→ **What you will do**
Carry on the passage about modern scholars judging Liudprand for misogyny, picking up after its final sentence.

→ **Excerpt provided**
Buc (1995) pointed out the Liudprand, in the evaluative framework of his time, contrasted admirable German women with whorish Italian women. In the evaluative framework of our time, Buc “tried to argue away Liutprand’s obvious misogyny.” Balzaretti (2002) p. 124.

Working under today’s dominant gynocentric ideology, La Rocca evaluated whether Liudprand should be posthumously charged with misogyny. She went through Liudprand’s Antapodosis chapter by chapter and classified each chapter as presenting a positive, neutral, or negative image of females. La Rocca (2007) p. 295. According to this line of analysis, even a fictional account of men-hating in academia must include a sufficiently large number of positive portrayals of women, or it’s subject to being arraigned on a capital charge of misogyny.

→ **Dataset extract**
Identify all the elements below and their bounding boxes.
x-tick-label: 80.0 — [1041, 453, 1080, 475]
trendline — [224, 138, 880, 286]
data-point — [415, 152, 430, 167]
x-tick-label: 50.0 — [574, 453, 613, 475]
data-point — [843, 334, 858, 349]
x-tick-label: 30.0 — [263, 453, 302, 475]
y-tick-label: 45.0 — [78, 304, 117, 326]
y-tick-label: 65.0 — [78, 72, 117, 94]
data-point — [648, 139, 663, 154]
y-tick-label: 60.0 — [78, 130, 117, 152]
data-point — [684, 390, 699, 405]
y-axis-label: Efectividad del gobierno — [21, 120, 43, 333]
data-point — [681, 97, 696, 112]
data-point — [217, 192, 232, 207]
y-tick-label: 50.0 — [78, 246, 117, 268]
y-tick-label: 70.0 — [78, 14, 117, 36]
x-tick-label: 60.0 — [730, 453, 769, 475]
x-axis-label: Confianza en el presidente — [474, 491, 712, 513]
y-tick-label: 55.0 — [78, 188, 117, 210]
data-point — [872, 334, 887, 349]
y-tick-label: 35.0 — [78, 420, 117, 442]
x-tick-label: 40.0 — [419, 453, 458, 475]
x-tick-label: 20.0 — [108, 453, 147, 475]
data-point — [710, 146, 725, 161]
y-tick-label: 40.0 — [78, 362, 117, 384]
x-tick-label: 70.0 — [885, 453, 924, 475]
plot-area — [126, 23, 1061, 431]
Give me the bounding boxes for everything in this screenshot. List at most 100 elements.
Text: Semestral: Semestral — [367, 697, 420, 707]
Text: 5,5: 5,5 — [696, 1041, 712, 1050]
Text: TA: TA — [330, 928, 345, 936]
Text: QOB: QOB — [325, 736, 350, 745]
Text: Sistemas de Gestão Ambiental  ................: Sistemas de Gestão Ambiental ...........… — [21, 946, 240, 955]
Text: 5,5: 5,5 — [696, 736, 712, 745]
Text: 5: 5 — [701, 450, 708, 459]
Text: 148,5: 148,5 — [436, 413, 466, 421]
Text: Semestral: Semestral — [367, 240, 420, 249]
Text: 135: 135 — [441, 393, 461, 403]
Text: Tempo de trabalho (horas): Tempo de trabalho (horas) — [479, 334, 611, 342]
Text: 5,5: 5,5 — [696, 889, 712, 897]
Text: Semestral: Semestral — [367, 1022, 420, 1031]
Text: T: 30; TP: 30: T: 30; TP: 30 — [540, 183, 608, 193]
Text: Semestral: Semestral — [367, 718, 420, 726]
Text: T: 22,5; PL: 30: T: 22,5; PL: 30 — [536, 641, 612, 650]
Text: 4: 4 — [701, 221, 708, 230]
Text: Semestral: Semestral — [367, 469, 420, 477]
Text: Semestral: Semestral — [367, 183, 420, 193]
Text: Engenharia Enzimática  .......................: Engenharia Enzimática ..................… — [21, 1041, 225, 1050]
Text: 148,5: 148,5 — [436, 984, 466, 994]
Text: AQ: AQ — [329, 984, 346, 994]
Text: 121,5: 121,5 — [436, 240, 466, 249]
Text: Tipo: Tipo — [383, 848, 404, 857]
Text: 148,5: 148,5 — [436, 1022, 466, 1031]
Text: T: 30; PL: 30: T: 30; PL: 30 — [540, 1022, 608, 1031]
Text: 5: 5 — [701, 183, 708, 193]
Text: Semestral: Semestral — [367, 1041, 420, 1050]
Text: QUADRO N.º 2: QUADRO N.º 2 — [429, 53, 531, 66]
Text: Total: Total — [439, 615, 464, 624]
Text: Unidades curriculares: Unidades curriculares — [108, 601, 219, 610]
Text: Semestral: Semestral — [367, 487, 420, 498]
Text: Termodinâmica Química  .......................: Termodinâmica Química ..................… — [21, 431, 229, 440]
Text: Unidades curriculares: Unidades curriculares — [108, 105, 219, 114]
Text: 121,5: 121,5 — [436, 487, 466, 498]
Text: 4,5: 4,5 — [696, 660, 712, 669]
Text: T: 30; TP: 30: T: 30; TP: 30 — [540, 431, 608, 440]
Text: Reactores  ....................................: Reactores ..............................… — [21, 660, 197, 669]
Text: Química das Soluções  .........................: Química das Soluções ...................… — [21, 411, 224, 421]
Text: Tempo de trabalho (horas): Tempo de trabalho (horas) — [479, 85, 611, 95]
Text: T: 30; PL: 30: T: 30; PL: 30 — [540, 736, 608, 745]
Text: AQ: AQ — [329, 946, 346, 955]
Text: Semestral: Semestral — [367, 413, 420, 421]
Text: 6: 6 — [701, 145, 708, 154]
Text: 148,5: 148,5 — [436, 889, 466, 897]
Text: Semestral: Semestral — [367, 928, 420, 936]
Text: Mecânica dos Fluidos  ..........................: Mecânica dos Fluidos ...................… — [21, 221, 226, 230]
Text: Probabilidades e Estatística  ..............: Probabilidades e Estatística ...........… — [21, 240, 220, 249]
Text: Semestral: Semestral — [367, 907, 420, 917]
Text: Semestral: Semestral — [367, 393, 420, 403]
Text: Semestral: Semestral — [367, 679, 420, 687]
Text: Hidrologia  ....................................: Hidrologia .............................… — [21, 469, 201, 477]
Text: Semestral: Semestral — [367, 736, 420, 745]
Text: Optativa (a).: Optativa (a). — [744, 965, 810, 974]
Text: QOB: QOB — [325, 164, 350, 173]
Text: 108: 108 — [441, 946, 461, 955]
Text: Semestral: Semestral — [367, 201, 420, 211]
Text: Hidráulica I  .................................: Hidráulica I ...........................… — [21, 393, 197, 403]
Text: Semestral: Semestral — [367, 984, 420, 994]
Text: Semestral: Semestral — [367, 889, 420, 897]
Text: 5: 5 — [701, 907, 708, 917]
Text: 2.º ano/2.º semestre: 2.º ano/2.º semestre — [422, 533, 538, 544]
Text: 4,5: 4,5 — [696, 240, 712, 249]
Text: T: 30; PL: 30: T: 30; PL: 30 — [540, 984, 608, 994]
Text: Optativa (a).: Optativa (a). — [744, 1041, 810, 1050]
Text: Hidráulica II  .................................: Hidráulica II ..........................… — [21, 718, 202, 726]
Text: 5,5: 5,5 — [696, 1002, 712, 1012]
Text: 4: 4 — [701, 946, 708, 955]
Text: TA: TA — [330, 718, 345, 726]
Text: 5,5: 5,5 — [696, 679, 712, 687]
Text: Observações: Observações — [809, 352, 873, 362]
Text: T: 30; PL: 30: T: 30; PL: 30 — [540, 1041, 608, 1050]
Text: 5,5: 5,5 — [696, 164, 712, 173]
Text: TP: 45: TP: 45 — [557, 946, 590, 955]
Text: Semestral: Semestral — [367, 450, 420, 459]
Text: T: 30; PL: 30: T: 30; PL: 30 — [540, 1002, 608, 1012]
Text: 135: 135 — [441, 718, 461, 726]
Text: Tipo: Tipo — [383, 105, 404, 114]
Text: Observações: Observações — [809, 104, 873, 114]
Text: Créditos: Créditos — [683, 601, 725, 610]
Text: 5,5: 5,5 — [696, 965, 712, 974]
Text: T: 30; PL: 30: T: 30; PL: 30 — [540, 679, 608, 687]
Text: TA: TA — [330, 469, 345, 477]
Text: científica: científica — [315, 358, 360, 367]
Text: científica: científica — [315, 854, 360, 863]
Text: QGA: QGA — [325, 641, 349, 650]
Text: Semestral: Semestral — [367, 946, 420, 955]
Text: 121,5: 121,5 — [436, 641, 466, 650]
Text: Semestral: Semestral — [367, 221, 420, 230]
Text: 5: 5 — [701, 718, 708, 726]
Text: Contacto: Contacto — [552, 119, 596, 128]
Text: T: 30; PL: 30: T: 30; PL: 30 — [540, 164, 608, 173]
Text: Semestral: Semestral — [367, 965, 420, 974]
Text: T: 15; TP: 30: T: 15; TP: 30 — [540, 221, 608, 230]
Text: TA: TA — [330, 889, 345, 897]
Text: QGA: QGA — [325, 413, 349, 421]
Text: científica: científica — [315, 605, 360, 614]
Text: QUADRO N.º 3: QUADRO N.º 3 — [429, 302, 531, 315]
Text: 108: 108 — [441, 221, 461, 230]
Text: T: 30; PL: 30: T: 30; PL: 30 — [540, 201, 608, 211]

→ **Response below**
In gynocentric society, castrating men is considered with respect to misogyny. Does the story of the Byzantine wife saving her husband from castration indicate misogyny? Balzaretti warned against accepting objections against the charge of misogyny:

It might be objected that the woman gets what she wants as her husband is not castrated and is released. While true, this does not mean that Liutprand had an enlightened view of women but rather that he did not have a fully worked out, consistent view of gender in which all parts added up to a coherent whole.

Balzaretti (2002) p. 120. Enlightened persons now have a fully worked out, consistent view of gender: women are wonderful, and men are evil. In presenting men being castrated, Liudprand engaged in “abstract humour well suited to all patriarchal societies.” Id. p. 128. Abstract analysis ignoring injustices against men is well suited to all gynocentric societies.

[image] Satan devours children (foreground); Attis and other Galli castrate themselves to serve Cybele (background). Illumination from manuscript of Augustine’s De civitate Dei {City of God}, trans. from Latin into French by Raoul de Presles. Made in Paris about 1475.  Excerpt from fol. 344v of MS. MMW 10 A 11, in Koninklijke Bibliotheek, The Hague.


Balzaretti, Ross. 2002. “Liutprand of Cremona’s Sense of Humour.” Ch. 5 (pp. 114-28) in Guy Halsall, ed., Humour, History and Politics in Late Antiquity and the Early Middle Ages. Cambridge: Cambridge University Press.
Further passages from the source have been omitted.